(Figure dataset records)
----------------------------------------
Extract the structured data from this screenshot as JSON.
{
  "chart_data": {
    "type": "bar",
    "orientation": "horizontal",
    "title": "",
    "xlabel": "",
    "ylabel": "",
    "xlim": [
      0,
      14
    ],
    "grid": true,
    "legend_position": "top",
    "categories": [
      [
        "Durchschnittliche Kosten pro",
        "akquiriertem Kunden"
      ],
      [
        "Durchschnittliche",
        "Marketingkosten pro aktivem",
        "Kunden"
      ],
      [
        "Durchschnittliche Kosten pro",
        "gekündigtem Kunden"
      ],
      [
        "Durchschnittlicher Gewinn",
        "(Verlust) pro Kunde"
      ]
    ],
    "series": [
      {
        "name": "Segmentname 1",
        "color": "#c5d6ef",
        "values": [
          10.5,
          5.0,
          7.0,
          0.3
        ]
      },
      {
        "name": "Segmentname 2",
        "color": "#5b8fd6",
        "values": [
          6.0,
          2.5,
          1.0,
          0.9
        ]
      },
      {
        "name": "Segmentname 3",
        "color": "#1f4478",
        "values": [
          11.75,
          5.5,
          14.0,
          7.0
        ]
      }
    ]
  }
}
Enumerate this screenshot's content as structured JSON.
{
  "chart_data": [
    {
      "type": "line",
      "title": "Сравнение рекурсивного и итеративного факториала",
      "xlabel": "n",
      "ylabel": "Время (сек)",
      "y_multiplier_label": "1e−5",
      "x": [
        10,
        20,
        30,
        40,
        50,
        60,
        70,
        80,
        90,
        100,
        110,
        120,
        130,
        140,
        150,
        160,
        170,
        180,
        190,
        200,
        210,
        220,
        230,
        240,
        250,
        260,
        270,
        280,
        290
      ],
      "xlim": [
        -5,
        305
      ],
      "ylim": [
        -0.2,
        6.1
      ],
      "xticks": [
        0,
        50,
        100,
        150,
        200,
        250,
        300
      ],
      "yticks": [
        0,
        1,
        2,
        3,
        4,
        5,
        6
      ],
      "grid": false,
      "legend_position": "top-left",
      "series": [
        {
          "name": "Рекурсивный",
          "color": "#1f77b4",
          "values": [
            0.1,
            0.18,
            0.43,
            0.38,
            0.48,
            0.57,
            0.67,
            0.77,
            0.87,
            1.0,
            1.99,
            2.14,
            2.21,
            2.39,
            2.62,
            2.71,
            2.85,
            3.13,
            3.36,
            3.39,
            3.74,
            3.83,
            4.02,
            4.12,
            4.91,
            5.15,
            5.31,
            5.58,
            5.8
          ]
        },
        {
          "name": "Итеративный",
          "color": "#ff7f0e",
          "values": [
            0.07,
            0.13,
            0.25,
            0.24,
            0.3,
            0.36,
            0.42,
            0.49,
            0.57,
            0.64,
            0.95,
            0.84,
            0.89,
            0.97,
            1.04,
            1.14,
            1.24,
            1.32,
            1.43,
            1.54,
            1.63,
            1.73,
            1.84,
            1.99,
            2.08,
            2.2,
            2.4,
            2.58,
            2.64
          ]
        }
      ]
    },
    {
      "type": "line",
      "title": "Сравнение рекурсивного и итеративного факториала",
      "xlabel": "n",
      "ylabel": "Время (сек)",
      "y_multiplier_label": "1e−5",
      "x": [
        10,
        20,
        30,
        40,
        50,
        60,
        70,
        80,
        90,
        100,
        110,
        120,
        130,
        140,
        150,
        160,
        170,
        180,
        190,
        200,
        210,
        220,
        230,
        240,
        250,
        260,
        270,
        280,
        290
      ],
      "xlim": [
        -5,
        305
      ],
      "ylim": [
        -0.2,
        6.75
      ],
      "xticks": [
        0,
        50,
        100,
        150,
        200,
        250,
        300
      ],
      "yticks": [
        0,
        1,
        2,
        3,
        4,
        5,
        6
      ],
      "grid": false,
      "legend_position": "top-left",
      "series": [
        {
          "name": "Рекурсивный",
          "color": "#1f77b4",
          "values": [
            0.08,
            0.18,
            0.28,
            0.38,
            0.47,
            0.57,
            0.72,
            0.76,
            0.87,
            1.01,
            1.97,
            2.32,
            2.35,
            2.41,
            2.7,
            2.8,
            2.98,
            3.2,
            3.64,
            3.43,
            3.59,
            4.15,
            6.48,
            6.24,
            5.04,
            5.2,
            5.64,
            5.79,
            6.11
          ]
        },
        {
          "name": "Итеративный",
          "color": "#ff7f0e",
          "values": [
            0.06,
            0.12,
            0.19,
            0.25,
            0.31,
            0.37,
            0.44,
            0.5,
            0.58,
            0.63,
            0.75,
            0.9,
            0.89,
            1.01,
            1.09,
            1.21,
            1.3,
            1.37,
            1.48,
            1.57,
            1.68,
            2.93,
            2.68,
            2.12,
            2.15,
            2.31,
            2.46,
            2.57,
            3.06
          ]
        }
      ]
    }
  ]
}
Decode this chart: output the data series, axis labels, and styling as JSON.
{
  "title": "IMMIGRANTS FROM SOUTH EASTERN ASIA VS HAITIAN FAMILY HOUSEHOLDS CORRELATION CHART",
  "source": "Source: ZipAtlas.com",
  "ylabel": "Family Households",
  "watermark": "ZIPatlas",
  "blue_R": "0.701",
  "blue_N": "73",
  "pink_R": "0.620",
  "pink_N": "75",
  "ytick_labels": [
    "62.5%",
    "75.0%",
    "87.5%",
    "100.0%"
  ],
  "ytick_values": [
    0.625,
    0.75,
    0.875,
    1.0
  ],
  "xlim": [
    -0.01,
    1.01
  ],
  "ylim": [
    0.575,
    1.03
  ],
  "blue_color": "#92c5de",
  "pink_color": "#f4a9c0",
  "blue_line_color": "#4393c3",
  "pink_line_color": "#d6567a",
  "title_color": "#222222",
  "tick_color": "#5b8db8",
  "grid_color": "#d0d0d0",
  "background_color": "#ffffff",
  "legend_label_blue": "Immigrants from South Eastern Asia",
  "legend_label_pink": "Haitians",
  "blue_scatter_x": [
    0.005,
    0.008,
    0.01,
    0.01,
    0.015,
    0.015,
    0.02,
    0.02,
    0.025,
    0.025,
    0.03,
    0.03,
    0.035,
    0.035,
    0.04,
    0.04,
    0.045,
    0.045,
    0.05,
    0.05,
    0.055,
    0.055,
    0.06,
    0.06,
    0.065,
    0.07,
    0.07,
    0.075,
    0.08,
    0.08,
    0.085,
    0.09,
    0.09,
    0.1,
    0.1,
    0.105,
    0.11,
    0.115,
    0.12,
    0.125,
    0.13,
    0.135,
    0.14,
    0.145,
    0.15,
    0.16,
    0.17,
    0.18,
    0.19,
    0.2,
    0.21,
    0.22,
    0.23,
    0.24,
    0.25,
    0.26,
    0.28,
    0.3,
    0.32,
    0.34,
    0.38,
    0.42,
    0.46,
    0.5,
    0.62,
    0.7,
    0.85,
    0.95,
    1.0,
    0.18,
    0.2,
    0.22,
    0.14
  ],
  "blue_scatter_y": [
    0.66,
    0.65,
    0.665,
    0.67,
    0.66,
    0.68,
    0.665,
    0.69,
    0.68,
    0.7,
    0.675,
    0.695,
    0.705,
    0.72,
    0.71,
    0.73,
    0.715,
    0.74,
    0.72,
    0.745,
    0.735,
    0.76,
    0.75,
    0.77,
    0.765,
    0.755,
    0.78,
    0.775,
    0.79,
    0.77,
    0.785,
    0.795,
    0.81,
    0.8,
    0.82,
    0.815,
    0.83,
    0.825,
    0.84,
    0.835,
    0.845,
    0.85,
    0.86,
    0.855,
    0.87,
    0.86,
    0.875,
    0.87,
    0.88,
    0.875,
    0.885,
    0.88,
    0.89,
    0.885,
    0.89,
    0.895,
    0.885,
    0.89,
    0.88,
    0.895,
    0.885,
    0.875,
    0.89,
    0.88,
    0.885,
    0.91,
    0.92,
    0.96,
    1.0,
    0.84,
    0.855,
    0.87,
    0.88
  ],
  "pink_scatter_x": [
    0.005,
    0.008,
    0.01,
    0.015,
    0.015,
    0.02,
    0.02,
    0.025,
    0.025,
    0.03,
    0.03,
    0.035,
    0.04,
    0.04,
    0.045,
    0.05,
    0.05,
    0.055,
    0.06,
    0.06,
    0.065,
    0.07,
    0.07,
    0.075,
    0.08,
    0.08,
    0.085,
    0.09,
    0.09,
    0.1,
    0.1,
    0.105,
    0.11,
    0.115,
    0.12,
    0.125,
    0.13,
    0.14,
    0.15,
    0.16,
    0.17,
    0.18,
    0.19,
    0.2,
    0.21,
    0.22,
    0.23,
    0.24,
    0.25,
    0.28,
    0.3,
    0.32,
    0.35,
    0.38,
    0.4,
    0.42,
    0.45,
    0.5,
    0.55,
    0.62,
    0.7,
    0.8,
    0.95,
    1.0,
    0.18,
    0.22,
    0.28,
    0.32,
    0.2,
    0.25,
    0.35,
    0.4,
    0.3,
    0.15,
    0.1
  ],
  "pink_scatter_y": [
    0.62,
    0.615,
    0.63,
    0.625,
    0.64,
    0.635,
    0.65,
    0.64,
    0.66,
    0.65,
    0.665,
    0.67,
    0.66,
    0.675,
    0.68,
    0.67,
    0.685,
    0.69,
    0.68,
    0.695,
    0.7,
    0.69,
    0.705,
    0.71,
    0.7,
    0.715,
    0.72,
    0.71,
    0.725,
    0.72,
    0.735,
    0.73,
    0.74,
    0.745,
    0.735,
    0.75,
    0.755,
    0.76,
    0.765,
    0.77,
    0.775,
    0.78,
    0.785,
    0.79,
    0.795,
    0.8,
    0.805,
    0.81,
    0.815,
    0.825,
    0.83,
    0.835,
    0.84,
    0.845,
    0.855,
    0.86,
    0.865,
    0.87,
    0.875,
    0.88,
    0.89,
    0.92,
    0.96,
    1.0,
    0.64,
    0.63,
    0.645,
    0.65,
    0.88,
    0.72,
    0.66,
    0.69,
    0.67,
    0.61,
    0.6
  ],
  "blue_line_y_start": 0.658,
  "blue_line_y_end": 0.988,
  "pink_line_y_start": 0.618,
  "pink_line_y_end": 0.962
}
----------------------------------------
## Directions
Using the records above, pull out each line where the word "this" occurs.

## Response to the task
Extract the structured data from this screenshot as JSON.
Enumerate this screenshot's content as structured JSON.
Decode this chart: output the data series, axis labels, and styling as JSON.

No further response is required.